§ **SHORT EXERCISE**:
Transcribe the whole listing without a single picture.
* * * * * * * * *
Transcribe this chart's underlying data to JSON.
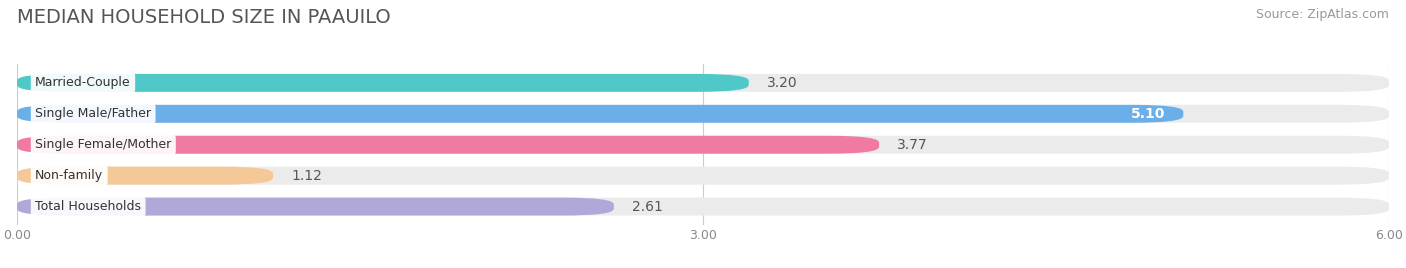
{
  "title": "MEDIAN HOUSEHOLD SIZE IN PAAUILO",
  "source": "Source: ZipAtlas.com",
  "categories": [
    "Married-Couple",
    "Single Male/Father",
    "Single Female/Mother",
    "Non-family",
    "Total Households"
  ],
  "values": [
    3.2,
    5.1,
    3.77,
    1.12,
    2.61
  ],
  "bar_colors": [
    "#50c8c8",
    "#6aafe8",
    "#f07aa0",
    "#f5c897",
    "#b0a8d8"
  ],
  "bar_bg_colors": [
    "#ebebeb",
    "#ebebeb",
    "#ebebeb",
    "#ebebeb",
    "#ebebeb"
  ],
  "xlim": [
    0,
    6.0
  ],
  "xticks": [
    0.0,
    3.0,
    6.0
  ],
  "xtick_labels": [
    "0.00",
    "3.00",
    "6.00"
  ],
  "title_fontsize": 14,
  "source_fontsize": 9,
  "bar_label_fontsize": 10,
  "category_fontsize": 9,
  "background_color": "#ffffff",
  "value_white_threshold": 4.5
}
* * * * * * * * *
§ **CORRECT ANSWER**:
Transcribe this chart's underlying data to JSON.
{
  "title": "MEDIAN HOUSEHOLD SIZE IN PAAUILO",
  "source": "Source: ZipAtlas.com",
  "categories": [
    "Married-Couple",
    "Single Male/Father",
    "Single Female/Mother",
    "Non-family",
    "Total Households"
  ],
  "values": [
    3.2,
    5.1,
    3.77,
    1.12,
    2.61
  ],
  "bar_colors": [
    "#50c8c8",
    "#6aafe8",
    "#f07aa0",
    "#f5c897",
    "#b0a8d8"
  ],
  "bar_bg_colors": [
    "#ebebeb",
    "#ebebeb",
    "#ebebeb",
    "#ebebeb",
    "#ebebeb"
  ],
  "xlim": [
    0,
    6.0
  ],
  "xticks": [
    0.0,
    3.0,
    6.0
  ],
  "xtick_labels": [
    "0.00",
    "3.00",
    "6.00"
  ],
  "title_fontsize": 14,
  "source_fontsize": 9,
  "bar_label_fontsize": 10,
  "category_fontsize": 9,
  "background_color": "#ffffff",
  "value_white_threshold": 4.5
}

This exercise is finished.